§ **Task statement**: Find each line with the word "Speichern" and say how many there are, nothing else.

[Records from a collection]
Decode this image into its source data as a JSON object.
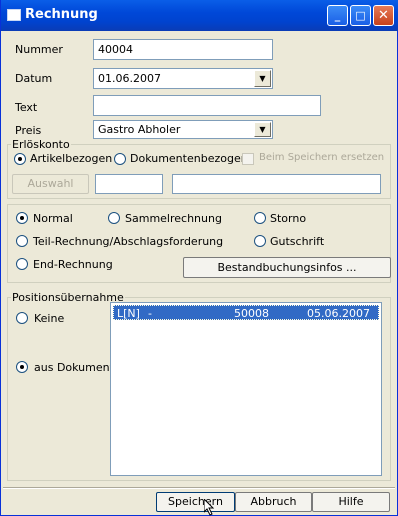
{
  "window": {
    "title": "Rechnung",
    "minimize": "_",
    "maximize": "□",
    "close": "✕"
  },
  "fields": {
    "nummer_label": "Nummer",
    "nummer_value": "40004",
    "datum_label": "Datum",
    "datum_value": "01.06.2007",
    "text_label": "Text",
    "text_value": "",
    "preis_label": "Preis",
    "preis_value": "Gastro Abholer"
  },
  "erloeskonto": {
    "title": "Erlöskonto",
    "option_artikel": "Artikelbezogen",
    "option_dokument": "Dokumentenbezogen",
    "beim_speichern": "Beim Speichern ersetzen",
    "auswahl_button": "Auswahl",
    "field1_value": "",
    "field2_value": ""
  },
  "rechnungsart": {
    "normal": "Normal",
    "sammelrechnung": "Sammelrechnung",
    "storno": "Storno",
    "teil": "Teil-Rechnung/Abschlagsforderung",
    "gutschrift": "Gutschrift",
    "end": "End-Rechnung",
    "bestand_button": "Bestandbuchungsinfos ..."
  },
  "positionsuebernahme": {
    "title": "Positionsübernahme",
    "keine": "Keine",
    "aus_dokument": "aus Dokument",
    "rows": [
      {
        "type": "L[N]",
        "sep": "-",
        "number": "50008",
        "date": "05.06.2007"
      }
    ]
  },
  "footer": {
    "speichern": "Speichern",
    "abbruch": "Abbruch",
    "hilfe": "Hilfe"
  }
}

§ **Solution to the exercise**: 2